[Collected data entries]

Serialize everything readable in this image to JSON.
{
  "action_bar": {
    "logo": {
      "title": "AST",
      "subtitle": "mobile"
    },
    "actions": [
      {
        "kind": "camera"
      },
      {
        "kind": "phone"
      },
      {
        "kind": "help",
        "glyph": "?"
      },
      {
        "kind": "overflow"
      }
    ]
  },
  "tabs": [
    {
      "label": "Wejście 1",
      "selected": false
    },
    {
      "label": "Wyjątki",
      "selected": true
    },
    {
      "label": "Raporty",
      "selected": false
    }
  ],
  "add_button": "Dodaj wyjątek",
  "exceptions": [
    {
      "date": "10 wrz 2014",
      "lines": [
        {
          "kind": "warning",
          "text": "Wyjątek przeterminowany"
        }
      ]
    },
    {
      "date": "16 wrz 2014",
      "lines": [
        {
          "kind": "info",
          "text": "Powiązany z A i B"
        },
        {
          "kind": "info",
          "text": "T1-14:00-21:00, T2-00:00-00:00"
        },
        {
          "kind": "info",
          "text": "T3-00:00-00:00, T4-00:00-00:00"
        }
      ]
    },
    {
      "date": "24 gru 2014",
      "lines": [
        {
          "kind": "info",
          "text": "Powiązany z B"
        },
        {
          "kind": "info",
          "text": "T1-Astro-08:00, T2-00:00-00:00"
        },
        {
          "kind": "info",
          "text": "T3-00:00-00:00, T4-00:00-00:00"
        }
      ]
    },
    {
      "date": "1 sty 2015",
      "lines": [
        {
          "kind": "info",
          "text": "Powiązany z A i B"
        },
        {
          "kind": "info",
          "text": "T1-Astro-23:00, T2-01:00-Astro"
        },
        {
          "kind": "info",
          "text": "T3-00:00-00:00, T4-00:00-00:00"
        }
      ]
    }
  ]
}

...

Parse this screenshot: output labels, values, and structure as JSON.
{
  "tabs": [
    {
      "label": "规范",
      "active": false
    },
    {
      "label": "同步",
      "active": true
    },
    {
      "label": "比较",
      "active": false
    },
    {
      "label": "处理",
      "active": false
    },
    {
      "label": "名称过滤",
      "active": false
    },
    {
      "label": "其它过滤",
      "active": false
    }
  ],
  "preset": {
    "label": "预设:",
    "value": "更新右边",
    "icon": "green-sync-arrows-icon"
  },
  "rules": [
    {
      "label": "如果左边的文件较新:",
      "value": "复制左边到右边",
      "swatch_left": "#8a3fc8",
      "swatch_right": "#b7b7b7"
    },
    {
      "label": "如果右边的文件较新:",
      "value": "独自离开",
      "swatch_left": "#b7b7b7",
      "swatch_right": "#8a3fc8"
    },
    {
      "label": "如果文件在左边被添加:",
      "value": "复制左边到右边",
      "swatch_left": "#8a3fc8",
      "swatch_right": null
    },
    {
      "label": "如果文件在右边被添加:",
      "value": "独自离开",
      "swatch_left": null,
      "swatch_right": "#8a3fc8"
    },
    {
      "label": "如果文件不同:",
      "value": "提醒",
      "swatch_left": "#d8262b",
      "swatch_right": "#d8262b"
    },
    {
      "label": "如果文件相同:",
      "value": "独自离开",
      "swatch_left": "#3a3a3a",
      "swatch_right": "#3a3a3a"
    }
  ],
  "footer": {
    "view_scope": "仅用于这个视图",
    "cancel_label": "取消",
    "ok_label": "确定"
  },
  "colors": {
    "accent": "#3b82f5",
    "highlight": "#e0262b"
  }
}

- [STATED TASK]: Nothing but a number is needed here: how many lines hold the string "Astro"?

- [RESULT OF THIS TASK]: 2